## Exercise directions
Return the records that follow, matching each one exactly.

## Record excerpts
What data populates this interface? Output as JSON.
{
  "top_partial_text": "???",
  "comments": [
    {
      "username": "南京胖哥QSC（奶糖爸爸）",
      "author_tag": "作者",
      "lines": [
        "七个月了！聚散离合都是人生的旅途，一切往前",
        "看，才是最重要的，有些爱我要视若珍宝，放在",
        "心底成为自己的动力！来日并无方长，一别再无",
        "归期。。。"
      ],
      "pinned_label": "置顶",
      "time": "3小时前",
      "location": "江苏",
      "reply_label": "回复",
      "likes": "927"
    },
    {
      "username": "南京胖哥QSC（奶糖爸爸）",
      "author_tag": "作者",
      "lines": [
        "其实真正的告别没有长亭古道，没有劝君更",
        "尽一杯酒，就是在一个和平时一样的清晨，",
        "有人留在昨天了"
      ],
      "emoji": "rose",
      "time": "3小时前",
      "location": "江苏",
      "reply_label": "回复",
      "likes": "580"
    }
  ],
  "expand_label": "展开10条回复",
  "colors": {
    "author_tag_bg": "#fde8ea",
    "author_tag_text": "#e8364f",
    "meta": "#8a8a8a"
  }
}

## Worked answer
What data populates this interface? Output as JSON.
{
  "top_partial_text": "???",
  "comments": [
    {
      "username": "南京胖哥QSC（奶糖爸爸）",
      "author_tag": "作者",
      "lines": [
        "七个月了！聚散离合都是人生的旅途，一切往前",
        "看，才是最重要的，有些爱我要视若珍宝，放在",
        "心底成为自己的动力！来日并无方长，一别再无",
        "归期。。。"
      ],
      "pinned_label": "置顶",
      "time": "3小时前",
      "location": "江苏",
      "reply_label": "回复",
      "likes": "927"
    },
    {
      "username": "南京胖哥QSC（奶糖爸爸）",
      "author_tag": "作者",
      "lines": [
        "其实真正的告别没有长亭古道，没有劝君更",
        "尽一杯酒，就是在一个和平时一样的清晨，",
        "有人留在昨天了"
      ],
      "emoji": "rose",
      "time": "3小时前",
      "location": "江苏",
      "reply_label": "回复",
      "likes": "580"
    }
  ],
  "expand_label": "展开10条回复",
  "colors": {
    "author_tag_bg": "#fde8ea",
    "author_tag_text": "#e8364f",
    "meta": "#8a8a8a"
  }
}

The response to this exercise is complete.